## DIRECTION
A line counts if it contains the word "Додаткові" at least once. State how many such lines the records contain, giving the number alone.

## TASK DATA
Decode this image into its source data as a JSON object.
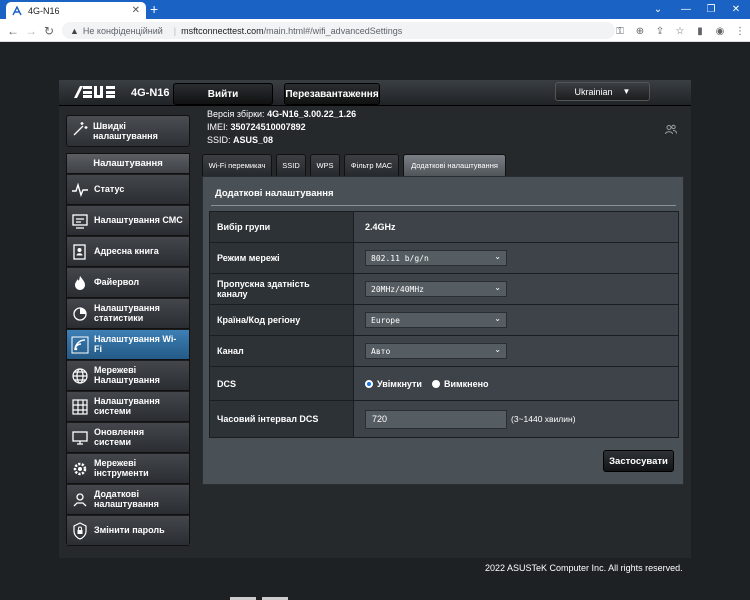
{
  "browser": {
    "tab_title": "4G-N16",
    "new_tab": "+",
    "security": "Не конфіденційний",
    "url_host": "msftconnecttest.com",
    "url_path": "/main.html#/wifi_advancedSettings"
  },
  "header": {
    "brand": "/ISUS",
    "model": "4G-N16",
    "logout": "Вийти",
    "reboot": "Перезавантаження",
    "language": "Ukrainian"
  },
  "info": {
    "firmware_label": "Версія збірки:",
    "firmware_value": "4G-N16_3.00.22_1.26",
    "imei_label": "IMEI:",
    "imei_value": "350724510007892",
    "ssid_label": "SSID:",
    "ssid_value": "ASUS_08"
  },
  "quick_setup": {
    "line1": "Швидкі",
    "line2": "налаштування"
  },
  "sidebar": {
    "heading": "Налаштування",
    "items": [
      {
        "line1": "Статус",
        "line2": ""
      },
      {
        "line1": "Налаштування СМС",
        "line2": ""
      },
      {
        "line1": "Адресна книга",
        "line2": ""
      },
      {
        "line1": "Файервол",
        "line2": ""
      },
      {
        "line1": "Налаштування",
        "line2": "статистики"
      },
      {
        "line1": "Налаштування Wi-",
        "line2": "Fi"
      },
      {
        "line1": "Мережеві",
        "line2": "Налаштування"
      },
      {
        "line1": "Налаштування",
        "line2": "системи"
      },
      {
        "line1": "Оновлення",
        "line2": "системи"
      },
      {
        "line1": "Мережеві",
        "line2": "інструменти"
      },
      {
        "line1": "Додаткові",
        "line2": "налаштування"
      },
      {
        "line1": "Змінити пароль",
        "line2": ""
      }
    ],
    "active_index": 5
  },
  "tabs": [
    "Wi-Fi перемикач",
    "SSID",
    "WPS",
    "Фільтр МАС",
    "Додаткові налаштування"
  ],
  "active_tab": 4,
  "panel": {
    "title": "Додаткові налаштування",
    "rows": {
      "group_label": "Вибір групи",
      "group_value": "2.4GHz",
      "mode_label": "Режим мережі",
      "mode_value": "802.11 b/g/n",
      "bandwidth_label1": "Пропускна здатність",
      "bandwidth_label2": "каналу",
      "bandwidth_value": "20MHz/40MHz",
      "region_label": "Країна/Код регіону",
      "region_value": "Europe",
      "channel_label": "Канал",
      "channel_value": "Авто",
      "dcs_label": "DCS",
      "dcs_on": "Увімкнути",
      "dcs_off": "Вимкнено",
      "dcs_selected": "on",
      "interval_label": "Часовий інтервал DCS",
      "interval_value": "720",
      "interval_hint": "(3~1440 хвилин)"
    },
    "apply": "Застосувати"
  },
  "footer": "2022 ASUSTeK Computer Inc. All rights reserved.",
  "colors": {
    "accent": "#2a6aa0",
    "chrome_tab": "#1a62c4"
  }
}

## SOLUTION
3